Written exercise 1:
Reproduce the listing word for word, starting with its first line and going on through the line that contains "scrollbar[interactable] xyxy=(1072,312,1080,1102)", both included.
--------
JPS's fair value today =6% of par value. FnF record the JPS on the Balance Sheet at their par value $25 or $50. $33B in total. But a different thing is their market price they should be trading at, according to a fair value that we can assessed today, discounting all the fraud and illegal actions that the JPS holders are delighted with. A conversion JPS to Common Stock is wishful thinking. Here's why: First, the conservator is barred from authorizing a haircut on the JPS par value, because it's recorded in Core Capital and its mandate is the Recapitalization: Put FnF in a sound and solvent condition.
Second. They have performed as they are meant to be. A non-cumulative JPS is core capital due to its loss-absorbing capacity with the dividend suspended for Capital adequacy purposes, unlike the cumulative dividend SPS.
Third. The fair value of the JPS (a fixed-income security) in the absence of dividend payment (coupon), trades at an annual 6% discount rate to par value, like the 30-year zero coupon callable Medium Term Notes in FnF. 6% rate is what the hedge funds demanded in these MTNs, when they were issued to defraud FnF in early Conservatorship, thinking that no one would notice it (screenshots on Twitter) With an adjusted $400B capital shortfall over Minimum Leverage Capital requirement that marks the Undercapitalized threshold, it means that it would take 16 years to meet it (the Risk-Based Capital requirement for the Adequately Capitalized threshold, is lower). One year more to meet the 25% of the Capital Buffer threshold that determines the date of dividend resumption per Table 8 of the Capital Rule, and it's not until then when the JPS's fair value fetches its par value. 17 years at a 6% discount rate, the fair value is approximately 6% of par value. Fourth. Therefore, in the case of a haircut today, it'd be a 94% haircut in the JPSs.
--------
Written exercise 2:
Answer these questions on the text about the fair value of the JPS:
(a) At what par values do FnF record the JPS on the Balance Sheet?
(b) At what annual discount rate to par value does the text say the JPS trade in the absence of dividend payment?
(c) How large a haircut in the JPSs would a haircut today amount to?

Given information:
--------
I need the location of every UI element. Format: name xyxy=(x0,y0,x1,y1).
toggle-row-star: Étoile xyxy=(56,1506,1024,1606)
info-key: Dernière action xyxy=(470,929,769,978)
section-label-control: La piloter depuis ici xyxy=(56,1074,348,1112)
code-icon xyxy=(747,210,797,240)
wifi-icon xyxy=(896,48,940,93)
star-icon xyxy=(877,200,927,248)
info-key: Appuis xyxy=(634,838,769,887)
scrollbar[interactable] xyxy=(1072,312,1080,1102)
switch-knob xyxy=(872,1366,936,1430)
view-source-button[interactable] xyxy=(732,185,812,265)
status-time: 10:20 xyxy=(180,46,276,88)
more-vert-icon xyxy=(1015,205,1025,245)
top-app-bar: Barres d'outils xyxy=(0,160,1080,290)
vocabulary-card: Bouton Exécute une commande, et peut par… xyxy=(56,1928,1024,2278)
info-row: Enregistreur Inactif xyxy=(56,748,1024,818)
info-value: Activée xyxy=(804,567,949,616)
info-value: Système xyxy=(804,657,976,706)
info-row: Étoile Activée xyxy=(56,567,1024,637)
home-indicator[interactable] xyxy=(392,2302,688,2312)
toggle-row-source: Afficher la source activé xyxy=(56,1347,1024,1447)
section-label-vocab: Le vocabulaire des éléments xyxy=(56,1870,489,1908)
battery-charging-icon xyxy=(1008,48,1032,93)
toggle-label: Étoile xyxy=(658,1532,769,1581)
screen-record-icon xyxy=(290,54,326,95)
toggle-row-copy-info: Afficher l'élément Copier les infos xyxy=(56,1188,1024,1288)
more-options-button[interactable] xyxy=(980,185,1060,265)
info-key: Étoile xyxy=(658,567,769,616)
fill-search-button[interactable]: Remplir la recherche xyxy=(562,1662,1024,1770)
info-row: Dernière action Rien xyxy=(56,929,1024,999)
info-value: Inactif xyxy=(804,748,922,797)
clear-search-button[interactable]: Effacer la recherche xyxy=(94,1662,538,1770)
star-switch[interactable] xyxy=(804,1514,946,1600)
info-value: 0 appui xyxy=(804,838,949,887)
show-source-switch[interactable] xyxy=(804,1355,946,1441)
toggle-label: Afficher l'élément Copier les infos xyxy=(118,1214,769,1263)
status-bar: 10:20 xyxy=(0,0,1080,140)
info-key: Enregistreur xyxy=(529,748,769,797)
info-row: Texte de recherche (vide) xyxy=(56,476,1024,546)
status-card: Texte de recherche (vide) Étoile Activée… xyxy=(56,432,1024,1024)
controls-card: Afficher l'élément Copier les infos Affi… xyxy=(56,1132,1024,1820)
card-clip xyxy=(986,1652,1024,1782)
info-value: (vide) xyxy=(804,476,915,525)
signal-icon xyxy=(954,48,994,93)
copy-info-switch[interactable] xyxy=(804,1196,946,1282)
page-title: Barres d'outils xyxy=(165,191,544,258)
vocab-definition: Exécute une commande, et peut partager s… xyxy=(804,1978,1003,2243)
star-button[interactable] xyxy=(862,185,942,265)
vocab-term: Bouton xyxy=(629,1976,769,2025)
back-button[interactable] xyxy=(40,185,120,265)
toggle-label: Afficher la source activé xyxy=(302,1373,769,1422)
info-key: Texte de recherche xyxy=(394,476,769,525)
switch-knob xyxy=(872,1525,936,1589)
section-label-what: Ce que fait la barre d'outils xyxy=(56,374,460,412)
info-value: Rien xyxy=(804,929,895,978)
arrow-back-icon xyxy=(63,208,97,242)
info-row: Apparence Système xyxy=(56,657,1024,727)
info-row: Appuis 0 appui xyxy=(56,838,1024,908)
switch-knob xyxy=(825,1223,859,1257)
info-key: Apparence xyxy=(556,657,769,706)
--------
Task solution 1:
I need the location of every UI element. Format: name xyxy=(x0,y0,x1,y1).
toggle-row-star: Étoile xyxy=(56,1506,1024,1606)
info-key: Dernière action xyxy=(470,929,769,978)
section-label-control: La piloter depuis ici xyxy=(56,1074,348,1112)
code-icon xyxy=(747,210,797,240)
wifi-icon xyxy=(896,48,940,93)
star-icon xyxy=(877,200,927,248)
info-key: Appuis xyxy=(634,838,769,887)
scrollbar[interactable] xyxy=(1072,312,1080,1102)

Task solution 2:
(a) $25 or $50.
(b) 6%.
(c) 94%.